Task requirements: Pictures do not belong in the copy; transcribe everything else in the records exactly.

Raw data:
--

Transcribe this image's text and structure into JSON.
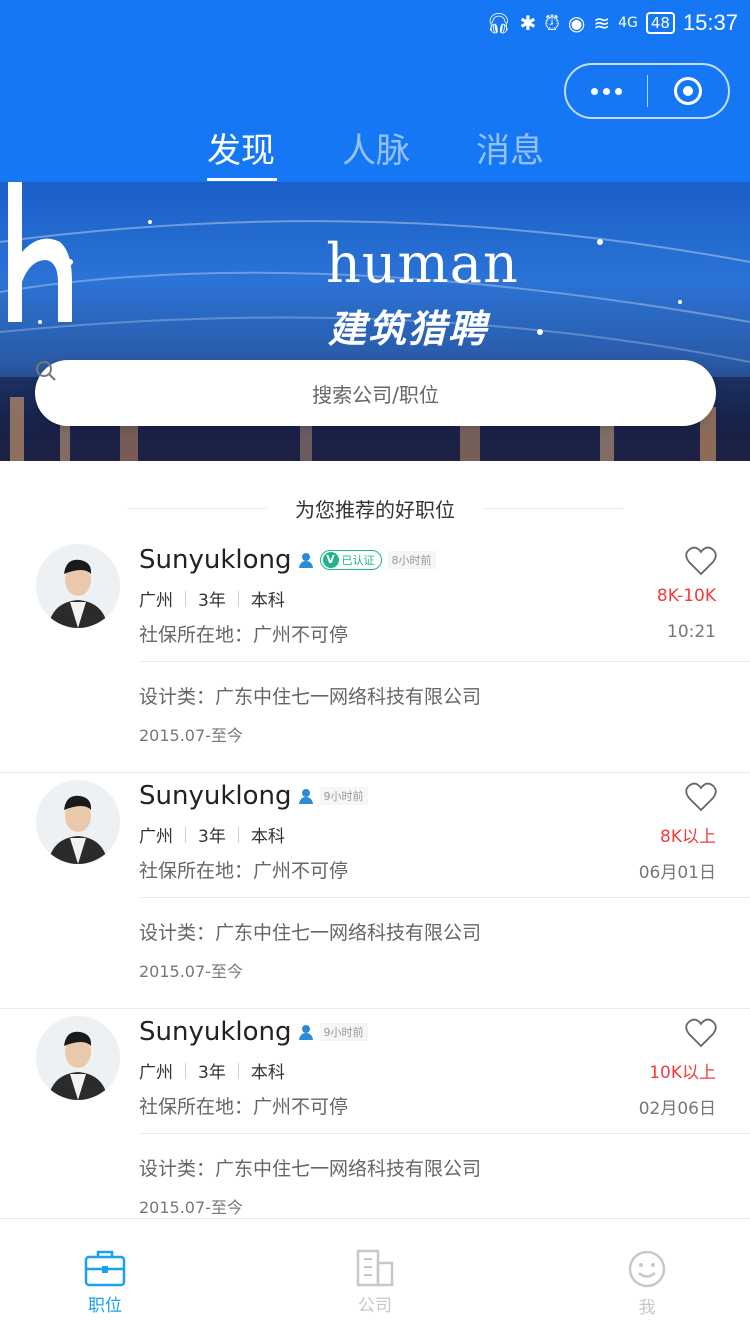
{
  "status_bar": {
    "time": "15:37",
    "battery": "48",
    "network": "4G"
  },
  "capsule": {
    "more_icon": "more-dots-icon",
    "close_icon": "target-circle-icon"
  },
  "tabs": [
    {
      "label": "发现",
      "active": true
    },
    {
      "label": "人脉",
      "active": false
    },
    {
      "label": "消息",
      "active": false
    }
  ],
  "banner": {
    "logo_word": "human",
    "logo_cn": "建筑猎聘"
  },
  "search": {
    "placeholder": "搜索公司/职位"
  },
  "section_title": "为您推荐的好职位",
  "candidates": [
    {
      "name": "Sunyuklong",
      "verified_label": "已认证",
      "time_ago": "8小时前",
      "city": "广州",
      "experience": "3年",
      "education": "本科",
      "social_security": "社保所在地：广州不可停",
      "salary": "8K-10K",
      "posted": "10:21",
      "job": "设计类：广东中住七一网络科技有限公司",
      "period": "2015.07-至今"
    },
    {
      "name": "Sunyuklong",
      "verified_label": "",
      "time_ago": "9小时前",
      "city": "广州",
      "experience": "3年",
      "education": "本科",
      "social_security": "社保所在地：广州不可停",
      "salary": "8K以上",
      "posted": "06月01日",
      "job": "设计类：广东中住七一网络科技有限公司",
      "period": "2015.07-至今"
    },
    {
      "name": "Sunyuklong",
      "verified_label": "",
      "time_ago": "9小时前",
      "city": "广州",
      "experience": "3年",
      "education": "本科",
      "social_security": "社保所在地：广州不可停",
      "salary": "10K以上",
      "posted": "02月06日",
      "job": "设计类：广东中住七一网络科技有限公司",
      "period": "2015.07-至今"
    }
  ],
  "bottom_nav": [
    {
      "label": "职位",
      "icon": "briefcase-icon",
      "active": true
    },
    {
      "label": "公司",
      "icon": "building-icon",
      "active": false
    },
    {
      "label": "我",
      "icon": "smiley-icon",
      "active": false
    }
  ],
  "colors": {
    "primary": "#1677f5",
    "salary": "#f03c3c",
    "verified": "#21b38a",
    "nav_active": "#1aa0f0"
  }
}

--

Final result:
Transcribe this image's text and structure into JSON.
{
  "status_bar": {
    "time": "15:37",
    "battery": "48",
    "network": "4G"
  },
  "capsule": {
    "more_icon": "more-dots-icon",
    "close_icon": "target-circle-icon"
  },
  "tabs": [
    {
      "label": "发现",
      "active": true
    },
    {
      "label": "人脉",
      "active": false
    },
    {
      "label": "消息",
      "active": false
    }
  ],
  "banner": {
    "logo_word": "human",
    "logo_cn": "建筑猎聘"
  },
  "search": {
    "placeholder": "搜索公司/职位"
  },
  "section_title": "为您推荐的好职位",
  "candidates": [
    {
      "name": "Sunyuklong",
      "verified_label": "已认证",
      "time_ago": "8小时前",
      "city": "广州",
      "experience": "3年",
      "education": "本科",
      "social_security": "社保所在地：广州不可停",
      "salary": "8K-10K",
      "posted": "10:21",
      "job": "设计类：广东中住七一网络科技有限公司",
      "period": "2015.07-至今"
    },
    {
      "name": "Sunyuklong",
      "verified_label": "",
      "time_ago": "9小时前",
      "city": "广州",
      "experience": "3年",
      "education": "本科",
      "social_security": "社保所在地：广州不可停",
      "salary": "8K以上",
      "posted": "06月01日",
      "job": "设计类：广东中住七一网络科技有限公司",
      "period": "2015.07-至今"
    },
    {
      "name": "Sunyuklong",
      "verified_label": "",
      "time_ago": "9小时前",
      "city": "广州",
      "experience": "3年",
      "education": "本科",
      "social_security": "社保所在地：广州不可停",
      "salary": "10K以上",
      "posted": "02月06日",
      "job": "设计类：广东中住七一网络科技有限公司",
      "period": "2015.07-至今"
    }
  ],
  "bottom_nav": [
    {
      "label": "职位",
      "icon": "briefcase-icon",
      "active": true
    },
    {
      "label": "公司",
      "icon": "building-icon",
      "active": false
    },
    {
      "label": "我",
      "icon": "smiley-icon",
      "active": false
    }
  ],
  "colors": {
    "primary": "#1677f5",
    "salary": "#f03c3c",
    "verified": "#21b38a",
    "nav_active": "#1aa0f0"
  }
}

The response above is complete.